[DIRECTIVE]
Retype the records below exactly as they appear.

-- TASK MATERIAL start --

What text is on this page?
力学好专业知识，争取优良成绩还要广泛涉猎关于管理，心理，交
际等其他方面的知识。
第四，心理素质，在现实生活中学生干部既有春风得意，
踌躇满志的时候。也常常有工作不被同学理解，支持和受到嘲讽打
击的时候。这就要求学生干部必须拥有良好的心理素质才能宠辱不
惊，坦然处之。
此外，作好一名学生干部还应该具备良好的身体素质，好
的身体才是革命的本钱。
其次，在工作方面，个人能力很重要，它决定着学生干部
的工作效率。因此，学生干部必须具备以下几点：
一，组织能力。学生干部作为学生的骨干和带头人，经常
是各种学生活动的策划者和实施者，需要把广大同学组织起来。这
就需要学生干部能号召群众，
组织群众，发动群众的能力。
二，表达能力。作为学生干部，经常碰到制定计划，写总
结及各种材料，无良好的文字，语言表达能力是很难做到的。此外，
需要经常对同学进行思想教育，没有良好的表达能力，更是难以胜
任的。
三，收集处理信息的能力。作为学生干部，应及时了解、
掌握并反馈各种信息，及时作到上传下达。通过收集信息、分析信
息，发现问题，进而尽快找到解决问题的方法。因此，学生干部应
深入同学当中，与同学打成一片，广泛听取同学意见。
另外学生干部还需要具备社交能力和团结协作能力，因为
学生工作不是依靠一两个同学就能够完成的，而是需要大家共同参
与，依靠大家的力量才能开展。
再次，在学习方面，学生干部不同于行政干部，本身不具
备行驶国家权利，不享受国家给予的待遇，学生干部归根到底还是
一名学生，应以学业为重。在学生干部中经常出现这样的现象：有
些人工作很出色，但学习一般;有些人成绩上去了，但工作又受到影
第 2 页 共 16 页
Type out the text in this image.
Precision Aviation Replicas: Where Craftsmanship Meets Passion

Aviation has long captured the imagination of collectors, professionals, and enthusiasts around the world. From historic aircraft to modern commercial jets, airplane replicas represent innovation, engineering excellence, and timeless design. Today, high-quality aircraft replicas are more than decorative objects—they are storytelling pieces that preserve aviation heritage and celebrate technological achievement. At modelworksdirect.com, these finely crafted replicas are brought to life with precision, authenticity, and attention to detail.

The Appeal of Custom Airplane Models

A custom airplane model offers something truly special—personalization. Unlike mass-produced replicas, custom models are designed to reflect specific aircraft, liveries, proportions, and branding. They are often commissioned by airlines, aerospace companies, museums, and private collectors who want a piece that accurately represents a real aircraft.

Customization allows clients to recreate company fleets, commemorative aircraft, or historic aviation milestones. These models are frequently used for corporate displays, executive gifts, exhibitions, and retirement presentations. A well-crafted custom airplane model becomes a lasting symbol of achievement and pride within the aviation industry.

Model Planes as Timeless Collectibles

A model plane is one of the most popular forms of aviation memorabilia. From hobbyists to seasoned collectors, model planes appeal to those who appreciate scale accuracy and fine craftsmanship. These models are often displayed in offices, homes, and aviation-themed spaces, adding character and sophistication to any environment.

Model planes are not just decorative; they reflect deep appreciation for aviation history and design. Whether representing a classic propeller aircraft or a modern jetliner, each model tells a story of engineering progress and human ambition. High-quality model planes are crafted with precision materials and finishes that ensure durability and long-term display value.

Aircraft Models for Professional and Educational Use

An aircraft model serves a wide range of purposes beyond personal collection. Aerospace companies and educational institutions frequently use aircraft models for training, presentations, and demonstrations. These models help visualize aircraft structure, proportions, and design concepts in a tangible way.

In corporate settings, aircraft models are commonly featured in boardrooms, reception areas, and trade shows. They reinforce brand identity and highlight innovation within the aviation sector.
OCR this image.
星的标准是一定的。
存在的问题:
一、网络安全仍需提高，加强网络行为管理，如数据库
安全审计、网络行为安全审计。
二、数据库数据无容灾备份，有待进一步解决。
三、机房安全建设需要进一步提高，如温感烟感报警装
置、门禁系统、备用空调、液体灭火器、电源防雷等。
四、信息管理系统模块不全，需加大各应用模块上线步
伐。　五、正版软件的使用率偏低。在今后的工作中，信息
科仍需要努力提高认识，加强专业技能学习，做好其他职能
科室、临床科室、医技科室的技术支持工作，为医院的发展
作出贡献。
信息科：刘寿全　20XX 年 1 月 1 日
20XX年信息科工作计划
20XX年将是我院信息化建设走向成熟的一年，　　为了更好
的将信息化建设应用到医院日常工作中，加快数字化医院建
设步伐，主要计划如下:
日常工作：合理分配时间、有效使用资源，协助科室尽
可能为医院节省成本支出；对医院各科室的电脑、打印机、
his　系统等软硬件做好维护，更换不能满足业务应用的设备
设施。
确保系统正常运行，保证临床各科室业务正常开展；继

-- TASK MATERIAL end --

[RESULT]
What text is on this page?
力学好专业知识，争取优良成绩还要广泛涉猎关于管理，心理，交
际等其他方面的知识。
第四，心理素质，在现实生活中学生干部既有春风得意，
踌躇满志的时候。也常常有工作不被同学理解，支持和受到嘲讽打
击的时候。这就要求学生干部必须拥有良好的心理素质才能宠辱不
惊，坦然处之。
此外，作好一名学生干部还应该具备良好的身体素质，好
的身体才是革命的本钱。
其次，在工作方面，个人能力很重要，它决定着学生干部
的工作效率。因此，学生干部必须具备以下几点：
一，组织能力。学生干部作为学生的骨干和带头人，经常
是各种学生活动的策划者和实施者，需要把广大同学组织起来。这
就需要学生干部能号召群众，
组织群众，发动群众的能力。
二，表达能力。作为学生干部，经常碰到制定计划，写总
结及各种材料，无良好的文字，语言表达能力是很难做到的。此外，
需要经常对同学进行思想教育，没有良好的表达能力，更是难以胜
任的。
三，收集处理信息的能力。作为学生干部，应及时了解、
掌握并反馈各种信息，及时作到上传下达。通过收集信息、分析信
息，发现问题，进而尽快找到解决问题的方法。因此，学生干部应
深入同学当中，与同学打成一片，广泛听取同学意见。
另外学生干部还需要具备社交能力和团结协作能力，因为
学生工作不是依靠一两个同学就能够完成的，而是需要大家共同参
与，依靠大家的力量才能开展。
再次，在学习方面，学生干部不同于行政干部，本身不具
备行驶国家权利，不享受国家给予的待遇，学生干部归根到底还是
一名学生，应以学业为重。在学生干部中经常出现这样的现象：有
些人工作很出色，但学习一般;有些人成绩上去了，但工作又受到影
第 2 页 共 16 页
Type out the text in this image.
Precision Aviation Replicas: Where Craftsmanship Meets Passion

Aviation has long captured the imagination of collectors, professionals, and enthusiasts around the world. From historic aircraft to modern commercial jets, airplane replicas represent innovation, engineering excellence, and timeless design. Today, high-quality aircraft replicas are more than decorative objects—they are storytelling pieces that preserve aviation heritage and celebrate technological achievement. At modelworksdirect.com, these finely crafted replicas are brought to life with precision, authenticity, and attention to detail.

The Appeal of Custom Airplane Models

A custom airplane model offers something truly special—personalization. Unlike mass-produced replicas, custom models are designed to reflect specific aircraft, liveries, proportions, and branding. They are often commissioned by airlines, aerospace companies, museums, and private collectors who want a piece that accurately represents a real aircraft.

Customization allows clients to recreate company fleets, commemorative aircraft, or historic aviation milestones. These models are frequently used for corporate displays, executive gifts, exhibitions, and retirement presentations. A well-crafted custom airplane model becomes a lasting symbol of achievement and pride within the aviation industry.

Model Planes as Timeless Collectibles

A model plane is one of the most popular forms of aviation memorabilia. From hobbyists to seasoned collectors, model planes appeal to those who appreciate scale accuracy and fine craftsmanship. These models are often displayed in offices, homes, and aviation-themed spaces, adding character and sophistication to any environment.

Model planes are not just decorative; they reflect deep appreciation for aviation history and design. Whether representing a classic propeller aircraft or a modern jetliner, each model tells a story of engineering progress and human ambition. High-quality model planes are crafted with precision materials and finishes that ensure durability and long-term display value.

Aircraft Models for Professional and Educational Use

An aircraft model serves a wide range of purposes beyond personal collection. Aerospace companies and educational institutions frequently use aircraft models for training, presentations, and demonstrations. These models help visualize aircraft structure, proportions, and design concepts in a tangible way.

In corporate settings, aircraft models are commonly featured in boardrooms, reception areas, and trade shows. They reinforce brand identity and highlight innovation within the aviation sector.
OCR this image.
星的标准是一定的。
存在的问题:
一、网络安全仍需提高，加强网络行为管理，如数据库
安全审计、网络行为安全审计。
二、数据库数据无容灾备份，有待进一步解决。
三、机房安全建设需要进一步提高，如温感烟感报警装
置、门禁系统、备用空调、液体灭火器、电源防雷等。
四、信息管理系统模块不全，需加大各应用模块上线步
伐。　五、正版软件的使用率偏低。在今后的工作中，信息
科仍需要努力提高认识，加强专业技能学习，做好其他职能
科室、临床科室、医技科室的技术支持工作，为医院的发展
作出贡献。
信息科：刘寿全　20XX 年 1 月 1 日
20XX年信息科工作计划
20XX年将是我院信息化建设走向成熟的一年，　　为了更好
的将信息化建设应用到医院日常工作中，加快数字化医院建
设步伐，主要计划如下:
日常工作：合理分配时间、有效使用资源，协助科室尽
可能为医院节省成本支出；对医院各科室的电脑、打印机、
his　系统等软硬件做好维护，更换不能满足业务应用的设备
设施。
确保系统正常运行，保证临床各科室业务正常开展；继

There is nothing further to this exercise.